■ **VORLIEGENDER TEXT**
-- -- --

Auch die Valoren von Nike lassen dieses Jahr Federn. Mit einem Rückschlag von 13 Prozent liegen sie nur unweit von den McDonald’s-Aktien. Die Pandemiejahre waren für Nike wie auch McDonald’s ein goldenes Zeitalter. Beide Unternehmen kämpfen heuer mit stagnierenden Betriebsgewinnen - bei McDonald’s spielte der starke Anstieg der Inflation und Rohstoffkosten eine entscheidende Rolle. Bei Nike folgte auf den Boom der Pandemie-Einschränkungen der Konsum-Kater - die Unternehemnsumsätze stagnieren auf einem sehr hohen Niveau.
Beide Aktien sind trotz den jüngsten Kurskorrekturen weiterhin mit einer überdurchschnittlichen Bewertung unterwegs. Nike wird mit einem aktuellen Kurs-Gewinn-Verhältnis von 23,9 bewertet. Dies liegt über dem fünfjährigen Durchschnitt von 20,8. McDonald’s befindet mit einem derzeitigen KGV von 20,3 näher am fünfjährigen Durchschnitt von 19,3.

-- -- --

■ **AUFTRAG 1**
Gib aus dem Text über die Aktien von Nike und McDonald’s alles von „Auch die Valoren“ bis hinunter zu „sehr hohen Niveau.“ wortgetreu wieder.
■ **AUFTRAG 2**
Stimmen diese Aussagen mit dem Text über die Aktien von Nike und McDonald’s überein? Antworte jeweils mit Ja oder Nein und zitiere die ausschlaggebenden Worte des Textes wörtlich.
(a) Das aktuelle Kurs-Gewinn-Verhältnis von Nike liegt über seinem fünfjährigen Durchschnitt.
(b) Die Nike-Aktien haben dieses Jahr 13 Prozent zugelegt.
(c) Bei McDonald’s war der starke Anstieg der Inflation und Rohstoffkosten entscheidend.
■ **AUFTRAG 3**
Schreib den Text über die Aktien von Nike und McDonald’s im Anschluss an seinen letzten Satz weiter.
Die Zeilen spielen hierfür keine Rolle.

-- -- --

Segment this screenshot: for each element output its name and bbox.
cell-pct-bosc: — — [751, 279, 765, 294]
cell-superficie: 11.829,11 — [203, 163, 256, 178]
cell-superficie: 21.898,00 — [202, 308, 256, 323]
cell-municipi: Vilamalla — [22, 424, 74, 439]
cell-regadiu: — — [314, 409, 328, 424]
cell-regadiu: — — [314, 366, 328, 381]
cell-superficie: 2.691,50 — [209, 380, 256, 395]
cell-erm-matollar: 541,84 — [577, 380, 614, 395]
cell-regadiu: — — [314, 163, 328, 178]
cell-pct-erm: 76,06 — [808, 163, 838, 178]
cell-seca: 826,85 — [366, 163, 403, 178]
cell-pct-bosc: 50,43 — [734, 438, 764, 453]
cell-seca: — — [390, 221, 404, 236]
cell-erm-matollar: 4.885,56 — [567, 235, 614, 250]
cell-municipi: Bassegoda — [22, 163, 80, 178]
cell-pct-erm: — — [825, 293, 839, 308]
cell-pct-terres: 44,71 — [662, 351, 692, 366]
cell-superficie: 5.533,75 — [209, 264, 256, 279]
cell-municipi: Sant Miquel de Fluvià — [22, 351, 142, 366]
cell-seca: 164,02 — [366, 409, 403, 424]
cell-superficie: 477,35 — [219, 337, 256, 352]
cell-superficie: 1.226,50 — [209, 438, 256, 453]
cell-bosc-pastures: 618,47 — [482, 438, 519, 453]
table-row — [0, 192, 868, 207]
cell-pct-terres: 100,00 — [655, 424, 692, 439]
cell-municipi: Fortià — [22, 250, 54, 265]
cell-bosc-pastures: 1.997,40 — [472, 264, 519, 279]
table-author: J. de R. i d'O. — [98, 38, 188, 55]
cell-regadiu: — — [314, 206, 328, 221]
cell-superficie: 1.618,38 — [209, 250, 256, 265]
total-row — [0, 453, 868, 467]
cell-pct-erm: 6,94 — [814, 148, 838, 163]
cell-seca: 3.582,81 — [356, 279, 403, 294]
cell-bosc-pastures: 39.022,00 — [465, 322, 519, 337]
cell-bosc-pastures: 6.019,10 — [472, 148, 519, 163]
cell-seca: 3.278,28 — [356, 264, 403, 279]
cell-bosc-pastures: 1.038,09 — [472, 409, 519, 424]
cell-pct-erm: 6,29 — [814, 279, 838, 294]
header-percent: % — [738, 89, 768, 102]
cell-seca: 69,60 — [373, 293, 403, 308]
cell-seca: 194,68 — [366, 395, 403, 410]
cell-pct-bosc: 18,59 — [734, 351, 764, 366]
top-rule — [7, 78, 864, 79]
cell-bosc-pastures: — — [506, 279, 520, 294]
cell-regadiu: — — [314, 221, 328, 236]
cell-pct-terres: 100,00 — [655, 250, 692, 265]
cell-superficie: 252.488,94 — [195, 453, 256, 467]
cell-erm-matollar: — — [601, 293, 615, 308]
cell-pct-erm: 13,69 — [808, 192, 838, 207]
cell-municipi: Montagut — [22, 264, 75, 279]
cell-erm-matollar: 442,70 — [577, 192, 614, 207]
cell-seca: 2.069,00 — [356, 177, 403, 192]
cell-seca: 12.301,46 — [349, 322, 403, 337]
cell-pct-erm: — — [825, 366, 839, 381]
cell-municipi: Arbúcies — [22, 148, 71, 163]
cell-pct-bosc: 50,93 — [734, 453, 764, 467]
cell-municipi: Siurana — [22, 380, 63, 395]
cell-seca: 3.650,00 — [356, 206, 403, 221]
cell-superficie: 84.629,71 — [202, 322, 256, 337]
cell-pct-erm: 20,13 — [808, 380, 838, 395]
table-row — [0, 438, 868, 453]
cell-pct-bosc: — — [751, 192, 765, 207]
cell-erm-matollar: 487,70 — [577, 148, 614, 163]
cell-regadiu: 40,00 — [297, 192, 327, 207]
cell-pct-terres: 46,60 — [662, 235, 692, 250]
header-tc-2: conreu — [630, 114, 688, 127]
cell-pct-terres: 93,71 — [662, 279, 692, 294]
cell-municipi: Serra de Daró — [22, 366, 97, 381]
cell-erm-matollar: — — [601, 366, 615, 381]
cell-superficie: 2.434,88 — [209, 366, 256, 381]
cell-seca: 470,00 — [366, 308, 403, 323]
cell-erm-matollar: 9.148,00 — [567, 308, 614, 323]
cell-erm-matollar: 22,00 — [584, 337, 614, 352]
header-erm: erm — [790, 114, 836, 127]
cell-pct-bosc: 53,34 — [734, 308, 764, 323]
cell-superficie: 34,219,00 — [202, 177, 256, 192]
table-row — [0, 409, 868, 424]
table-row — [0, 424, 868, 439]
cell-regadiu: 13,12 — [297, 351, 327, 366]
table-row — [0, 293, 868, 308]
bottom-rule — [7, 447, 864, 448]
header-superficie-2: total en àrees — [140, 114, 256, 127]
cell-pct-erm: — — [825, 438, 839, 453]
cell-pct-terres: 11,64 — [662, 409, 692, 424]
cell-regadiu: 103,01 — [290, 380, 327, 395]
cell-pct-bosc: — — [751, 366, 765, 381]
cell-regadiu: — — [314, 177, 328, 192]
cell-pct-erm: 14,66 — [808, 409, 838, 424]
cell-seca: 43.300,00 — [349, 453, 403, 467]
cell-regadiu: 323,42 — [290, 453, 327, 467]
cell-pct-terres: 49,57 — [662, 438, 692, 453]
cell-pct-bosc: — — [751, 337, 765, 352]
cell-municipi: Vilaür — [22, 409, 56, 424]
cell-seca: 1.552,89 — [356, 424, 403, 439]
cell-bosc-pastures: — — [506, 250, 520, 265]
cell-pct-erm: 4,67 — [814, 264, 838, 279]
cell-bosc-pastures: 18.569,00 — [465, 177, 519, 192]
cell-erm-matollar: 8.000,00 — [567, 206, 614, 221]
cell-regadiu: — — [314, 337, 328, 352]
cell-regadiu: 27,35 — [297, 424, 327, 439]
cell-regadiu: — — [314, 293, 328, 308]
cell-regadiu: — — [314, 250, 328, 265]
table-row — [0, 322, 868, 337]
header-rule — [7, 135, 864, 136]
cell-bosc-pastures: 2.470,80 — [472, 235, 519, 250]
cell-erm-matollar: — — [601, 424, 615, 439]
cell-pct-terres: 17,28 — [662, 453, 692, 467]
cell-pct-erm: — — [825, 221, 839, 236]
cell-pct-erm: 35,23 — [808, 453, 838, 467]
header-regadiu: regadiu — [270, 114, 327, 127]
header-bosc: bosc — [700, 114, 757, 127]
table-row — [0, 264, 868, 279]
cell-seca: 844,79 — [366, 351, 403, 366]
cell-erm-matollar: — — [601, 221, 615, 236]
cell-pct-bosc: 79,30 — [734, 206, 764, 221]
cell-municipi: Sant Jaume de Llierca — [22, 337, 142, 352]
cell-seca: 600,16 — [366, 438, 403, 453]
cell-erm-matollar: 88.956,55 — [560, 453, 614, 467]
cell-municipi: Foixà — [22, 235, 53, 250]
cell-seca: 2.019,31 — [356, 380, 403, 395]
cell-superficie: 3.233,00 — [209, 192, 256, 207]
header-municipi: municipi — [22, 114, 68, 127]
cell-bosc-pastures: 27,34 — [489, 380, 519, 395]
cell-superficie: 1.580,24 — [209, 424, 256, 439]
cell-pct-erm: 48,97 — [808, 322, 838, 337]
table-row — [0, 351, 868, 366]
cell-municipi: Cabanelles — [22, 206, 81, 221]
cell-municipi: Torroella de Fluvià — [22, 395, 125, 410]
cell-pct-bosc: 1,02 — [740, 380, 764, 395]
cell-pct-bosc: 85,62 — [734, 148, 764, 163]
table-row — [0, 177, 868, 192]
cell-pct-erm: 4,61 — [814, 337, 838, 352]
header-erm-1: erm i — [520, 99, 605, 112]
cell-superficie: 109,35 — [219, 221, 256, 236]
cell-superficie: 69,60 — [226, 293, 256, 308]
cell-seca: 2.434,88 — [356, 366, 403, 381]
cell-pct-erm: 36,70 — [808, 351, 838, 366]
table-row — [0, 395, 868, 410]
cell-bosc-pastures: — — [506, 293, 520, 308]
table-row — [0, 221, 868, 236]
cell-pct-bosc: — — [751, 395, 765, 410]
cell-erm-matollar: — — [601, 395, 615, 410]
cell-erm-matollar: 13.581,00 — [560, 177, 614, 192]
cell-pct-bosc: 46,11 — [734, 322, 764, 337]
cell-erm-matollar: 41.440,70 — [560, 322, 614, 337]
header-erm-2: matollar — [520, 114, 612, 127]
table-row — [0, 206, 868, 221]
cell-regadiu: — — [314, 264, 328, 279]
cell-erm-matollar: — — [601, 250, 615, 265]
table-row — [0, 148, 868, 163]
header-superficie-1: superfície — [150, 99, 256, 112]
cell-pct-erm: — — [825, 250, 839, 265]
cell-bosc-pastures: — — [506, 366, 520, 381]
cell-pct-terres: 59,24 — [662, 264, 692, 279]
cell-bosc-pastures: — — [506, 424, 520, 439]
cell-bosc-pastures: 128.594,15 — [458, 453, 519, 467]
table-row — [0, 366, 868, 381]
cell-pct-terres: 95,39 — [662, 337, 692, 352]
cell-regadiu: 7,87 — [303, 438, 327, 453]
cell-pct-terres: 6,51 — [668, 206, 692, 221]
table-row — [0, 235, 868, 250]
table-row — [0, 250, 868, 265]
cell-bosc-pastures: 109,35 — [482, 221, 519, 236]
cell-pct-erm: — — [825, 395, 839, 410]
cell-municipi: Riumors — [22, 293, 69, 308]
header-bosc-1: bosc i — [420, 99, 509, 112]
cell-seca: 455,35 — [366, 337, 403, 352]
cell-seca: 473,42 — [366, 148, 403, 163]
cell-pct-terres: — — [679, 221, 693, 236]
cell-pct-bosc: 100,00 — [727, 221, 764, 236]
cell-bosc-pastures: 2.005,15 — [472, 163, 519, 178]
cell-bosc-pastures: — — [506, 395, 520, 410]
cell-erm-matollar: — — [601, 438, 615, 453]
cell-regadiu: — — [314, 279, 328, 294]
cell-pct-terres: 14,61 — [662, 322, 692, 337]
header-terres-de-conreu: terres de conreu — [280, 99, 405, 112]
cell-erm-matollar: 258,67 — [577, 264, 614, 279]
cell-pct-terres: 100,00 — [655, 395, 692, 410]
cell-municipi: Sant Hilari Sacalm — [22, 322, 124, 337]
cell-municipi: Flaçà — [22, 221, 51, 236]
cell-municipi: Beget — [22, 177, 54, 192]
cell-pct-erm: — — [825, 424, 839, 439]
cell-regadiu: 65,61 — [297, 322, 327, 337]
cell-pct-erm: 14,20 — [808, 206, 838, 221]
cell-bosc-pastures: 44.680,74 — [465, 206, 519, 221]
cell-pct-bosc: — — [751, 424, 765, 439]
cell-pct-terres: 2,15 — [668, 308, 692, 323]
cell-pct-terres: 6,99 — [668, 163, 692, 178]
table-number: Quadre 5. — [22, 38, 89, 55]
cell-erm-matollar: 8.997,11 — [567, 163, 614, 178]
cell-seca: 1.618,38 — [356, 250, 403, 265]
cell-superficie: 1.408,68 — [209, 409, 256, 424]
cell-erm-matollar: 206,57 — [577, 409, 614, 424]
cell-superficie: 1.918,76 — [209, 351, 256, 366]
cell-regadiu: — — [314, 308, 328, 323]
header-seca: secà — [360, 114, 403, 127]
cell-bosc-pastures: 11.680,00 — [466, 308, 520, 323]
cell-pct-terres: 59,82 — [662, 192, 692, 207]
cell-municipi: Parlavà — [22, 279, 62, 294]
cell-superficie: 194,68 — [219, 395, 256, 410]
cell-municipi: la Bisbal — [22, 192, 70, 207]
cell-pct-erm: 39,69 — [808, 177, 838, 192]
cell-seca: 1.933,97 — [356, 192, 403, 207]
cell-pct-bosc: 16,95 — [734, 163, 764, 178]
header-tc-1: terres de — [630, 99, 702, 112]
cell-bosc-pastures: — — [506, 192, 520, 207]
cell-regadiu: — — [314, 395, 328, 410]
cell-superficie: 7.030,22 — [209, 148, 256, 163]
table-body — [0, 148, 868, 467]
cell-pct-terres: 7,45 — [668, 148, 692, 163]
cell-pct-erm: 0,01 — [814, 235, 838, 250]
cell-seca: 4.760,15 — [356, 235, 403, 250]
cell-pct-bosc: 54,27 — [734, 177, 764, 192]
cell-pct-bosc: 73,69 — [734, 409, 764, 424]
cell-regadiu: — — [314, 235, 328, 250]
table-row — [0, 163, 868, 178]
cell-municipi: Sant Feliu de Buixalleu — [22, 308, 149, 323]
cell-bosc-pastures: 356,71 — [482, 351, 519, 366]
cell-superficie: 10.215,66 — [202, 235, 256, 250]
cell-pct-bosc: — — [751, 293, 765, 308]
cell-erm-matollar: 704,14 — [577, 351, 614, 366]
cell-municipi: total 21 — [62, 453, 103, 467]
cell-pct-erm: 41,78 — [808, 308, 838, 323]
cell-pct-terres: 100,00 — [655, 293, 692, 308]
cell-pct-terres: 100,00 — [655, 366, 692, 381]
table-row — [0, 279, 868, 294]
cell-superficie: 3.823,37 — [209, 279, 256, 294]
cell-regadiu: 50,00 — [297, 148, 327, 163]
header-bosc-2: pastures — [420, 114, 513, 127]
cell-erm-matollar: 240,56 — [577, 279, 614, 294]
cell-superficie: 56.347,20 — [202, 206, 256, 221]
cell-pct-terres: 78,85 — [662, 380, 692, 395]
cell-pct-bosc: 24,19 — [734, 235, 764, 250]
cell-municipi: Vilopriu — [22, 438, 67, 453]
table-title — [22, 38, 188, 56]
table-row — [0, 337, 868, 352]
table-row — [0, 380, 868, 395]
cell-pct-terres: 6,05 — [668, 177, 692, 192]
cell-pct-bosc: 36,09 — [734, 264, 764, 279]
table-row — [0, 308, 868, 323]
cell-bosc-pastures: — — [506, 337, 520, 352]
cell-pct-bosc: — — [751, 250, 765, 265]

-- -- --

■ **ANTWORTFELD 1**
Auch die Valoren von Nike lassen dieses Jahr Federn. Mit einem Rückschlag von 13 Prozent liegen sie nur unweit von den McDonald’s-Aktien. Die Pandemiejahre waren für Nike wie auch McDonald’s ein goldenes Zeitalter. Beide Unternehmen kämpfen heuer mit stagnierenden Betriebsgewinnen - bei McDonald’s spielte der starke Anstieg der Inflation und Rohstoffkosten eine entscheidende Rolle. Bei Nike folgte auf den Boom der Pandemie-Einschränkungen der Konsum-Kater - die Unternehemnsumsätze stagnieren auf einem sehr hohen Niveau.

■ **ANTWORTFELD 2**
(a) Ja: „Nike wird mit einem aktuellen Kurs-Gewinn-Verhältnis von 23,9 bewertet. Dies liegt über dem fünfjährigen Durchschnitt von 20,8.“
(b) Nein: „Mit einem Rückschlag von 13 Prozent liegen sie nur unweit von den McDonald’s-Aktien.“
(c) Ja: „bei McDonald’s spielte der starke Anstieg der Inflation und Rohstoffkosten eine entscheidende Rolle“

■ **ANTWORTFELD 3**
Im Dow Jones gehört die Pole Position Walmart. Mit 30 Prozent legt der weltgrösste Einzelhändler aus Arkansas an eine bereits beachtliche Entwicklung seit Mai 2022 nach. Bekannt durch die Stabilität und das defensive Geschäftsmodell haben die Valoren von Walmart in den letzten fünf Jahren um mehr als 80 Prozent zugelegt. Selbst die Pandiemiejahre und der starke Anstieg der US-Konsumentenpreise konnten der Ertragskraft des Einzelhändlers nichts ausmachen. Gemäss Daten von Bloomberg zufolge verzeichnete Walmart keinen Rückgang des Betriebsgewinns seit 1988.
Es finden sich deshalb auch fast ausschliesslich Kaufbewertungen für das Unternehmen. Gleichzeitig gehen Wall-Street-Analysten aber davon aus, dass Walmart das Kurspotenzial von diesem Jahr mehrheitlich ausgeschöpft hat. Der Konsens liegt fünf Prozent über dem derzeitigen Kursniveau.
American Express, Goldman Sachs und JPMorganChase sind Gewinner
Zu den Gewinnern zählen auch die drei Finanzinstitute American Express, Goldman Sachs und JPMorganChase. Die drei Unternehmen profitieren von einem erhöhten Zinsniveau in den USA und einer ungebrochener Konsumlaune der US-Konsumenten.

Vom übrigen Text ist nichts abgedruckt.